■ Your goal ■
Pick out each line of the records that includes the string "الله", and copy it.

[Stored records]
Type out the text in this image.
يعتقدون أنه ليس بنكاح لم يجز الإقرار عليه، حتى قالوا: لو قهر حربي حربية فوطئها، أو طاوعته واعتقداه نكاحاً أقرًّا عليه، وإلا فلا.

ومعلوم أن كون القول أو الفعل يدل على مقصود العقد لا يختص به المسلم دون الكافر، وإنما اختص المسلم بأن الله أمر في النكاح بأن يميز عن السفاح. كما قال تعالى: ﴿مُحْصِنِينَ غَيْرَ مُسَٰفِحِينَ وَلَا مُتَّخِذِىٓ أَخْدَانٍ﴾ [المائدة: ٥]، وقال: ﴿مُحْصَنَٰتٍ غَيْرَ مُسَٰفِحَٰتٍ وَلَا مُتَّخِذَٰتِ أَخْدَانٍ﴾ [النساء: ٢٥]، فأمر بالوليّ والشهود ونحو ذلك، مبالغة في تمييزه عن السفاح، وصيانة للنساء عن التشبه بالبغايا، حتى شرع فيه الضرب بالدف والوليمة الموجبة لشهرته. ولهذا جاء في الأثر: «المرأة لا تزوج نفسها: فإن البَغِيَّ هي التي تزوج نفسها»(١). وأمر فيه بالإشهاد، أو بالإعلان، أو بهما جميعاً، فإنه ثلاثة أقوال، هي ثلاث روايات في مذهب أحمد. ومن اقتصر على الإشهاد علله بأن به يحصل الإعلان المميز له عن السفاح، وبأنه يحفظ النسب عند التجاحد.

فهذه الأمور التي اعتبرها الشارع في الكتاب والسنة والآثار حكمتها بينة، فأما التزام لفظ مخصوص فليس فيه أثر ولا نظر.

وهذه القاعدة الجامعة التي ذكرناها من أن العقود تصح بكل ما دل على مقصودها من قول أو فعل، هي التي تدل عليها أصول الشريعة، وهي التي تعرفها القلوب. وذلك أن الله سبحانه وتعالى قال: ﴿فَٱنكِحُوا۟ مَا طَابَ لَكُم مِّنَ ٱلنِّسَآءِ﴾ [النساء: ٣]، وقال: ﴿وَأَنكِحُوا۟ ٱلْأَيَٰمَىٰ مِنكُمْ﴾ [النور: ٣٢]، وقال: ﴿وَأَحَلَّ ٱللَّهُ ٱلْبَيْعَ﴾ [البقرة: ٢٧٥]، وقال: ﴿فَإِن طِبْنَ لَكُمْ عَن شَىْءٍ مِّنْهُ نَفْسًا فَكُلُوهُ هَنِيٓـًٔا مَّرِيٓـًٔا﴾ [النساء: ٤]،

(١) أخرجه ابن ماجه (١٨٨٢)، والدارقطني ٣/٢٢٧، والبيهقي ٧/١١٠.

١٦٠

■ Written answer ■
ومعلوم أن كون القول أو الفعل يدل على مقصود العقد لا يختص به المسلم دون الكافر، وإنما اختص المسلم بأن الله أمر في النكاح بأن يميز عن السفاح. كما قال تعالى: ﴿مُحْصِنِينَ غَيْرَ مُسَٰفِحِينَ وَلَا مُتَّخِذِىٓ أَخْدَانٍ﴾ [المائدة: ٥]، وقال: ﴿مُحْصَنَٰتٍ غَيْرَ مُسَٰفِحَٰتٍ وَلَا مُتَّخِذَٰتِ أَخْدَانٍ﴾ [النساء: ٢٥]، فأمر بالوليّ والشهود ونحو ذلك، مبالغة في تمييزه عن السفاح، وصيانة للنساء عن التشبه بالبغايا، حتى شرع فيه الضرب بالدف والوليمة الموجبة لشهرته. ولهذا جاء في الأثر: «المرأة لا تزوج نفسها: فإن البَغِيَّ هي التي تزوج نفسها»(١). وأمر فيه بالإشهاد، أو بالإعلان، أو بهما جميعاً، فإنه ثلاثة أقوال، هي ثلاث روايات في مذهب أحمد. ومن اقتصر على الإشهاد علله بأن به يحصل الإعلان المميز له عن السفاح، وبأنه يحفظ النسب عند التجاحد.
وهذه القاعدة الجامعة التي ذكرناها من أن العقود تصح بكل ما دل على مقصودها من قول أو فعل، هي التي تدل عليها أصول الشريعة، وهي التي تعرفها القلوب. وذلك أن الله سبحانه وتعالى قال: ﴿فَٱنكِحُوا۟ مَا طَابَ لَكُم مِّنَ ٱلنِّسَآءِ﴾ [النساء: ٣]، وقال: ﴿وَأَنكِحُوا۟ ٱلْأَيَٰمَىٰ مِنكُمْ﴾ [النور: ٣٢]، وقال: ﴿وَأَحَلَّ ٱللَّهُ ٱلْبَيْعَ﴾ [البقرة: ٢٧٥]، وقال: ﴿فَإِن طِبْنَ لَكُمْ عَن شَىْءٍ مِّنْهُ نَفْسًا فَكُلُوهُ هَنِيٓـًٔا مَّرِيٓـًٔا﴾ [النساء: ٤]،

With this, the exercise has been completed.